▸ Task to carry out: Extract the entries in their exact form.

____

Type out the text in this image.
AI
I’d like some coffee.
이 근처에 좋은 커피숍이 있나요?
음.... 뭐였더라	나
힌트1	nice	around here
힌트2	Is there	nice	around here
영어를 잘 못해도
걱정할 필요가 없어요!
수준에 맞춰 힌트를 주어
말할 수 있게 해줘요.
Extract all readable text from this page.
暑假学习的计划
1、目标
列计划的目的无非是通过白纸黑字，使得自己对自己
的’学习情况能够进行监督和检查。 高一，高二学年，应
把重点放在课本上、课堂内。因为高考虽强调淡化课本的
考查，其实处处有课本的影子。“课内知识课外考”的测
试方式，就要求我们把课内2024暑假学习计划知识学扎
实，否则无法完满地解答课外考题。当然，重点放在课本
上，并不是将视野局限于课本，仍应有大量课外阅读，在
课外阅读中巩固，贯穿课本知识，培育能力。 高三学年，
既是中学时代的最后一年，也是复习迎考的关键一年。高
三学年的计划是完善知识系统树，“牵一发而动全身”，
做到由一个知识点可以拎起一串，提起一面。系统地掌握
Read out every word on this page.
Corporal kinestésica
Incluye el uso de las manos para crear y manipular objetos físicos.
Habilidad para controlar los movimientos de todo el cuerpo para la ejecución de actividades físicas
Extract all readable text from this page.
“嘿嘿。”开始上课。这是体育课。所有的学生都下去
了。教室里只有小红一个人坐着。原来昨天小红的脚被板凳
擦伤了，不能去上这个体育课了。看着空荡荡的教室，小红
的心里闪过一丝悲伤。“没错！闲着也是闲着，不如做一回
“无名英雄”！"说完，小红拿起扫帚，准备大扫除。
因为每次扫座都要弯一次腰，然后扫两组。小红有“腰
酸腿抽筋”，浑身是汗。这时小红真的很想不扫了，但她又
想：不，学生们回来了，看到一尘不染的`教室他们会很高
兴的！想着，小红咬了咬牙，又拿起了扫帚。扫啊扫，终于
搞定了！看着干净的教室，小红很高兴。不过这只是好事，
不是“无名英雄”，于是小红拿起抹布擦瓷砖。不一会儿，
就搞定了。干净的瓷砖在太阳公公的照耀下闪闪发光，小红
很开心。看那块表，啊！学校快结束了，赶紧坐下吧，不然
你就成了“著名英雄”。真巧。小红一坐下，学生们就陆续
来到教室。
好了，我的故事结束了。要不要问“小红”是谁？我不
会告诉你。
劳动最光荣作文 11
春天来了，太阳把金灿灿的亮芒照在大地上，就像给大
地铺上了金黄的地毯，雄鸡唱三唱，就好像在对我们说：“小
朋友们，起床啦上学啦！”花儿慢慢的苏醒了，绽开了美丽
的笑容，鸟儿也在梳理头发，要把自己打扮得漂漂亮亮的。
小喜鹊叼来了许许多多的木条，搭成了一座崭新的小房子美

____

▸ Final answer:
Type out the text in this image.
AI
I’d like some coffee.
이 근처에 좋은 커피숍이 있나요?
음.... 뭐였더라	나
힌트1	nice	around here
힌트2	Is there	nice	around here
영어를 잘 못해도
걱정할 필요가 없어요!
수준에 맞춰 힌트를 주어
말할 수 있게 해줘요.
Extract all readable text from this page.
暑假学习的计划
1、目标
列计划的目的无非是通过白纸黑字，使得自己对自己
的’学习情况能够进行监督和检查。 高一，高二学年，应
把重点放在课本上、课堂内。因为高考虽强调淡化课本的
考查，其实处处有课本的影子。“课内知识课外考”的测
试方式，就要求我们把课内2024暑假学习计划知识学扎
实，否则无法完满地解答课外考题。当然，重点放在课本
上，并不是将视野局限于课本，仍应有大量课外阅读，在
课外阅读中巩固，贯穿课本知识，培育能力。 高三学年，
既是中学时代的最后一年，也是复习迎考的关键一年。高
三学年的计划是完善知识系统树，“牵一发而动全身”，
做到由一个知识点可以拎起一串，提起一面。系统地掌握
Read out every word on this page.
Corporal kinestésica
Incluye el uso de las manos para crear y manipular objetos físicos.
Habilidad para controlar los movimientos de todo el cuerpo para la ejecución de actividades físicas
Extract all readable text from this page.
“嘿嘿。”开始上课。这是体育课。所有的学生都下去
了。教室里只有小红一个人坐着。原来昨天小红的脚被板凳
擦伤了，不能去上这个体育课了。看着空荡荡的教室，小红
的心里闪过一丝悲伤。“没错！闲着也是闲着，不如做一回
“无名英雄”！"说完，小红拿起扫帚，准备大扫除。
因为每次扫座都要弯一次腰，然后扫两组。小红有“腰
酸腿抽筋”，浑身是汗。这时小红真的很想不扫了，但她又
想：不，学生们回来了，看到一尘不染的`教室他们会很高
兴的！想着，小红咬了咬牙，又拿起了扫帚。扫啊扫，终于
搞定了！看着干净的教室，小红很高兴。不过这只是好事，
不是“无名英雄”，于是小红拿起抹布擦瓷砖。不一会儿，
就搞定了。干净的瓷砖在太阳公公的照耀下闪闪发光，小红
很开心。看那块表，啊！学校快结束了，赶紧坐下吧，不然
你就成了“著名英雄”。真巧。小红一坐下，学生们就陆续
来到教室。
好了，我的故事结束了。要不要问“小红”是谁？我不
会告诉你。
劳动最光荣作文 11
春天来了，太阳把金灿灿的亮芒照在大地上，就像给大
地铺上了金黄的地毯，雄鸡唱三唱，就好像在对我们说：“小
朋友们，起床啦上学啦！”花儿慢慢的苏醒了，绽开了美丽
的笑容，鸟儿也在梳理头发，要把自己打扮得漂漂亮亮的。
小喜鹊叼来了许许多多的木条，搭成了一座崭新的小房子美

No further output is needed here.